Task description
Count lines with "Tuấn" in them. Report only the total.

#### Stored data

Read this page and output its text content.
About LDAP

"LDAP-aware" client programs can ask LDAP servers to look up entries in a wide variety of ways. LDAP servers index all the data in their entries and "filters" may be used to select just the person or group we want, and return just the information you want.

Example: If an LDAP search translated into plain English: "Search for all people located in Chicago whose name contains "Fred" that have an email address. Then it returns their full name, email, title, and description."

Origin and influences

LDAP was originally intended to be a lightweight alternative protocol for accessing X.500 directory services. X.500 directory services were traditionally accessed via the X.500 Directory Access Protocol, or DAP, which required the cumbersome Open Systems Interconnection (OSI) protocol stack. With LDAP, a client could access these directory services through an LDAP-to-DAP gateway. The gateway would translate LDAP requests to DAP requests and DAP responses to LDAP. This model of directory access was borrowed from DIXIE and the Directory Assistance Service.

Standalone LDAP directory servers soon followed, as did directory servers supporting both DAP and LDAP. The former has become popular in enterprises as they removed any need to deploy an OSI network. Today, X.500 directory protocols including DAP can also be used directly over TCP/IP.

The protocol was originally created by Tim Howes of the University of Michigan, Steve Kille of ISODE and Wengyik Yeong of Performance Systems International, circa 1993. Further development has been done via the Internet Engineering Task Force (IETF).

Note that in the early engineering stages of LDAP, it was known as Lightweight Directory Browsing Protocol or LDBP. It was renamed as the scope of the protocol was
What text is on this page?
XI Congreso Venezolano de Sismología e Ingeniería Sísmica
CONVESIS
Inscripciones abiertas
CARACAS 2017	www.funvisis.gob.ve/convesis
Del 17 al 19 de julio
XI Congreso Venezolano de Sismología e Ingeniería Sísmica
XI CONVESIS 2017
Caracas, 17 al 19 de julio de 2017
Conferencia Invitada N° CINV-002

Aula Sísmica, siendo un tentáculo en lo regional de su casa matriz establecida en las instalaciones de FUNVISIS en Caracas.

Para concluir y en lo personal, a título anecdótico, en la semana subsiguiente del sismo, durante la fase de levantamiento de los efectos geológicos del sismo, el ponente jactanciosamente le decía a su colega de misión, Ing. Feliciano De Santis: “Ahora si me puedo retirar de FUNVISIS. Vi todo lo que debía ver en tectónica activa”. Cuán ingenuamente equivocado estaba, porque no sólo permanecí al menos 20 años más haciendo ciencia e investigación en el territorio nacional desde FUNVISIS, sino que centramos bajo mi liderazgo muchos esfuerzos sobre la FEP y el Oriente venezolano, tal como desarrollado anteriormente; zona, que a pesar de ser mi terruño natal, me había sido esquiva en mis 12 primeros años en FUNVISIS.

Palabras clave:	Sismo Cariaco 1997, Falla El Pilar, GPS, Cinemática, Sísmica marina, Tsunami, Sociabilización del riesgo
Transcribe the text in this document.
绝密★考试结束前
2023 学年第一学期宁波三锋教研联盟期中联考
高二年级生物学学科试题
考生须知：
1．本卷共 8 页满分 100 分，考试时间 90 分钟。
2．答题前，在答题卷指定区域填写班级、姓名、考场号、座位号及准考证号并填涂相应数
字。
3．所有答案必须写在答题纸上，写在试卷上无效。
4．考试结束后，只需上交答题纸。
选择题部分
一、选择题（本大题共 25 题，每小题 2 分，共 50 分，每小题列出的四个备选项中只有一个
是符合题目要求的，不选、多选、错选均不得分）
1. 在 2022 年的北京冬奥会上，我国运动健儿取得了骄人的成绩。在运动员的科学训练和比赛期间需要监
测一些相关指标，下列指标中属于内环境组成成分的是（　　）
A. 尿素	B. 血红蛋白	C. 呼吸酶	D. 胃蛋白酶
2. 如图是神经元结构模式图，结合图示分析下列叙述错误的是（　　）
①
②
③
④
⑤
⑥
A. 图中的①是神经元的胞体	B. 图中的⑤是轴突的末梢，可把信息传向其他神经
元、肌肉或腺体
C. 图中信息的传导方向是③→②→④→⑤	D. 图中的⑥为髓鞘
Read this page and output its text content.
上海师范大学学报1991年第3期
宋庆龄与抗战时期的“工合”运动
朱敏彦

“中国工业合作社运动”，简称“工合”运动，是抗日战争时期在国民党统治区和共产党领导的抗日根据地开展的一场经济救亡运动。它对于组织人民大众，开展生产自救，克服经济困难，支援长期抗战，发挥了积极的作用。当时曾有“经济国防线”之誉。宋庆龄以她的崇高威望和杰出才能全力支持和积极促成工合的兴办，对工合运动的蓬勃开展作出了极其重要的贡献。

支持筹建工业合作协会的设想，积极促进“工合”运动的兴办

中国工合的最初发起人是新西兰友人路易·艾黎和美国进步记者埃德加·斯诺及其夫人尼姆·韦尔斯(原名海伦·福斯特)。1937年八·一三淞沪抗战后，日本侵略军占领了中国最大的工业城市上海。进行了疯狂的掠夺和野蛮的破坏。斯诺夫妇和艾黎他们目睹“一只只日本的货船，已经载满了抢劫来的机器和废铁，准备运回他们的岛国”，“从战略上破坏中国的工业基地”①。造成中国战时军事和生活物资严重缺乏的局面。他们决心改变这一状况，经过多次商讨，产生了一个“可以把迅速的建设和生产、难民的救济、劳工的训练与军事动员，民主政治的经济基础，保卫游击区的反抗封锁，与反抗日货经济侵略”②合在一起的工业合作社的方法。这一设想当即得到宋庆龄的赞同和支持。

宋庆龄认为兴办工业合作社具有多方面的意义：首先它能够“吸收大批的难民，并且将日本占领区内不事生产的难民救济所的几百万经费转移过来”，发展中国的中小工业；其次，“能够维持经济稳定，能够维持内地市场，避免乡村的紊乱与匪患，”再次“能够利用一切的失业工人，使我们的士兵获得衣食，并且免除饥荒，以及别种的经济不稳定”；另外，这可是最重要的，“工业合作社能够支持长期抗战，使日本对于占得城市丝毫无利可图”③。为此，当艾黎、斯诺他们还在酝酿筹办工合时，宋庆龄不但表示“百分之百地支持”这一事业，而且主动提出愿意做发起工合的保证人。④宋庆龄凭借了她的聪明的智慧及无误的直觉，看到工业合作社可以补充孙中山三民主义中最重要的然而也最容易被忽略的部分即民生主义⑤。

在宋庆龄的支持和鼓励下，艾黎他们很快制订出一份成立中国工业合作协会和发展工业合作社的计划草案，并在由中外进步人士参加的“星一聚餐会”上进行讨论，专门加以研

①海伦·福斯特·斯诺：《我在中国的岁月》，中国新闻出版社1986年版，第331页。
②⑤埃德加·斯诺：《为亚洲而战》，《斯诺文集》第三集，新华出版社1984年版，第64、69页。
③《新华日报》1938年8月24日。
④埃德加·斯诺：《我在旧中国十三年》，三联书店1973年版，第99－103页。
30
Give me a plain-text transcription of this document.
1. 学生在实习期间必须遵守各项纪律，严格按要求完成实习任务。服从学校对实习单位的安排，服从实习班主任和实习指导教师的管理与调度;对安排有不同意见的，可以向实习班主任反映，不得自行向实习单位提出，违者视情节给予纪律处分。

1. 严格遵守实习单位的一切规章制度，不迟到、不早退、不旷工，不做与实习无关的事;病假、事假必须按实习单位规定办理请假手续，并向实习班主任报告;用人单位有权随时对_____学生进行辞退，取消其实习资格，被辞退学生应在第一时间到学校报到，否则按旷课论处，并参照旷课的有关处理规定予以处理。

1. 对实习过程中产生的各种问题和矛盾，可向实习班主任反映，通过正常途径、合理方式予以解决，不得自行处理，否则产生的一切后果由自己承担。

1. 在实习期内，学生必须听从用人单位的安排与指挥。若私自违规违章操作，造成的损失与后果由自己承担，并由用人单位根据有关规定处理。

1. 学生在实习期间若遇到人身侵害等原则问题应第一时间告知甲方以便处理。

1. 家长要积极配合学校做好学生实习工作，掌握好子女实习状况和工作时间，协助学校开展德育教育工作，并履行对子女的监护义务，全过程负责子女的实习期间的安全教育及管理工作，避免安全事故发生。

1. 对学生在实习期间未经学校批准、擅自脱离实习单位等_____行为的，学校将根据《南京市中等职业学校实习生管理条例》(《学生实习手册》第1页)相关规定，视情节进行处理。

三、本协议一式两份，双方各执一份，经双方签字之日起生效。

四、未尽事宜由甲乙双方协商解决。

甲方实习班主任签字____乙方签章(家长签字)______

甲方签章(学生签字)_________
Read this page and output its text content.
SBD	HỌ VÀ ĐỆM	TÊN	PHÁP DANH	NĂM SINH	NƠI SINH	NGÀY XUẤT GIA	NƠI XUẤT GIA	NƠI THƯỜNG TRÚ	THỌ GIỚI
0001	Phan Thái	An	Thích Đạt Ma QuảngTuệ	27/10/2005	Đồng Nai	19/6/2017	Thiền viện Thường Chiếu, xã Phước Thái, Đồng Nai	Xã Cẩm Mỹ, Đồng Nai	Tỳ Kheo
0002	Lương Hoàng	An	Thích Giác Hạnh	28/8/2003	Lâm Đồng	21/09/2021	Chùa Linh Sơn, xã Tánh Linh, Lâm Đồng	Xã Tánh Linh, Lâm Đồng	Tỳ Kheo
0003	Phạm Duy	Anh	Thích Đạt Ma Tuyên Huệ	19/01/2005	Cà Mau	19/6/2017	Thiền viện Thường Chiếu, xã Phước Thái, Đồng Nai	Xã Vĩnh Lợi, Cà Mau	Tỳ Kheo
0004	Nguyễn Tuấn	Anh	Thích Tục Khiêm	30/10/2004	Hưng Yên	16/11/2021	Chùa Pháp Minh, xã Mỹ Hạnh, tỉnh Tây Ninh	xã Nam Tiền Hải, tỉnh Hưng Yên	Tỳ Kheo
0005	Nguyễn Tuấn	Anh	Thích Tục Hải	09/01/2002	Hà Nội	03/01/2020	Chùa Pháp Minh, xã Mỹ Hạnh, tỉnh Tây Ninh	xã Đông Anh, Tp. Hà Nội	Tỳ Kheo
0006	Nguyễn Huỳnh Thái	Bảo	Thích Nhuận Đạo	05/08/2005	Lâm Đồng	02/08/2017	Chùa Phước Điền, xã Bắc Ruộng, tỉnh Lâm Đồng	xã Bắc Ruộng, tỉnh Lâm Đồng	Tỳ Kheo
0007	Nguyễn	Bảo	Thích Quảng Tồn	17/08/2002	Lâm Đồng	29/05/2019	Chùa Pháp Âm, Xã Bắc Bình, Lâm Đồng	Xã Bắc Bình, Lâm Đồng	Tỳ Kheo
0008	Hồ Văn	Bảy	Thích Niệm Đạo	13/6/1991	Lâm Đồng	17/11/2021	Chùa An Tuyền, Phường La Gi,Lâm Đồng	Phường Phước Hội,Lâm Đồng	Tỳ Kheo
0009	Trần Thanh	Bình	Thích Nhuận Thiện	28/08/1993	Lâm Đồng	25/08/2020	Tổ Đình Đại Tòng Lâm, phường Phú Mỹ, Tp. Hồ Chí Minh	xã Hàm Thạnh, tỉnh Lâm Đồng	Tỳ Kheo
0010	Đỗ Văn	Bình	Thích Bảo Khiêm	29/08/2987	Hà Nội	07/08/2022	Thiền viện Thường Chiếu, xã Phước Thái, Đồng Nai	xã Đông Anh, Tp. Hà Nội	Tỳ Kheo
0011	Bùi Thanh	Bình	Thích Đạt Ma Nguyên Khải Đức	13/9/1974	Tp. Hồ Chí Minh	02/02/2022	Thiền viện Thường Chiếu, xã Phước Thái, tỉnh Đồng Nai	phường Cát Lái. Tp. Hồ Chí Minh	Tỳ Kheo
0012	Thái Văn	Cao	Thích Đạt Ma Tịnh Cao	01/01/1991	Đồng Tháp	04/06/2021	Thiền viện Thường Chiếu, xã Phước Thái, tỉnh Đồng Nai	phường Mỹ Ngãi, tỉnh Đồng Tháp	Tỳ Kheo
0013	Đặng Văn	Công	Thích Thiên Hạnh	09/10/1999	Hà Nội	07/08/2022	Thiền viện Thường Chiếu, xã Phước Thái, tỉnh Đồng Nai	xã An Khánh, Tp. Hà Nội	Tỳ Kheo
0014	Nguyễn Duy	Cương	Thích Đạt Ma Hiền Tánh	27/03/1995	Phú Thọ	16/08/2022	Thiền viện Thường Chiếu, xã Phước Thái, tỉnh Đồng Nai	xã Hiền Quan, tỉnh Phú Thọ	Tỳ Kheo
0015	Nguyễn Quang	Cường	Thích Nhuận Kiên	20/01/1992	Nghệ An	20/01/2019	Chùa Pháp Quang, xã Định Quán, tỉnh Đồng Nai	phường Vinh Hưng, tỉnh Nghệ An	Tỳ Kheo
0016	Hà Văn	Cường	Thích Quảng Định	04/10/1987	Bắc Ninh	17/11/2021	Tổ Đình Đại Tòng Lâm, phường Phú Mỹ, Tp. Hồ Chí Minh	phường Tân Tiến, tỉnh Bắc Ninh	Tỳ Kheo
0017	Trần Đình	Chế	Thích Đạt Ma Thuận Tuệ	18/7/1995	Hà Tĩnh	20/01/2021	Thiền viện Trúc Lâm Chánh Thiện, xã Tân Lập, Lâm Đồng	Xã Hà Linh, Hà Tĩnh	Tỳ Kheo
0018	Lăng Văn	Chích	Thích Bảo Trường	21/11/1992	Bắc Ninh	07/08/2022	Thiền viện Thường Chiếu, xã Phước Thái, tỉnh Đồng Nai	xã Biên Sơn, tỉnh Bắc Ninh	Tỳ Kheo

########

Result of this task
2